──────── Material provided

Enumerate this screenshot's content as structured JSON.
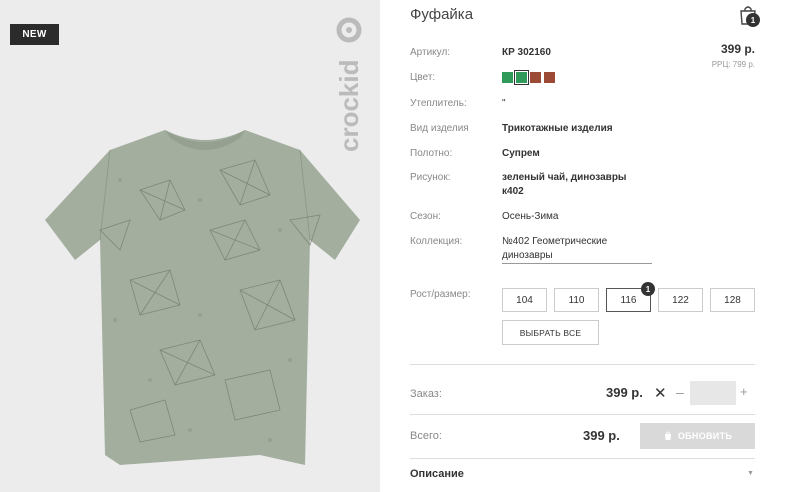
{
  "badge": "NEW",
  "brand": "crockid",
  "product": {
    "title": "Фуфайка",
    "price": "399 р.",
    "rrp": "РРЦ: 799 р."
  },
  "cart": {
    "count": "1"
  },
  "specs": {
    "article_label": "Артикул:",
    "article_value": "КР 302160",
    "color_label": "Цвет:",
    "insulation_label": "Утеплитель:",
    "insulation_value": "\"",
    "type_label": "Вид изделия",
    "type_value": "Трикотажные изделия",
    "fabric_label": "Полотно:",
    "fabric_value": "Супрем",
    "pattern_label": "Рисунок:",
    "pattern_value_1": "зеленый чай, динозавры",
    "pattern_value_2": "к402",
    "season_label": "Сезон:",
    "season_value": "Осень-Зима",
    "collection_label": "Коллекция:",
    "collection_value_1": "№402 Геометрические",
    "collection_value_2": "динозавры"
  },
  "swatches": [
    {
      "color": "#2f9a5a",
      "selected": false
    },
    {
      "color": "#2f9a5a",
      "selected": true
    },
    {
      "color": "#9a4a35",
      "selected": false
    },
    {
      "color": "#9a4a35",
      "selected": false
    }
  ],
  "sizes": {
    "label": "Рост/размер:",
    "options": [
      "104",
      "110",
      "116",
      "122",
      "128"
    ],
    "selected": "116",
    "selected_count": "1",
    "select_all": "ВЫБРАТЬ ВСЕ"
  },
  "order": {
    "label": "Заказ:",
    "price": "399 р.",
    "times": "✕",
    "minus": "–",
    "plus": "+",
    "quantity": ""
  },
  "total": {
    "label": "Всего:",
    "price": "399 р.",
    "update_button": "ОБНОВИТЬ"
  },
  "description": {
    "title": "Описание",
    "arrow": "▼"
  },
  "colors": {
    "shirt": "#a3ae9f",
    "shirt_shadow": "#95a091",
    "badge_bg": "#2b2b2b",
    "button_disabled": "#d9d9d9"
  }
}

────────────────

[What to work on] Filter for "изделия". Return all lines that hold it.

[Complete output]
    "type_label": "Вид изделия",
    "type_value": "Трикотажные изделия",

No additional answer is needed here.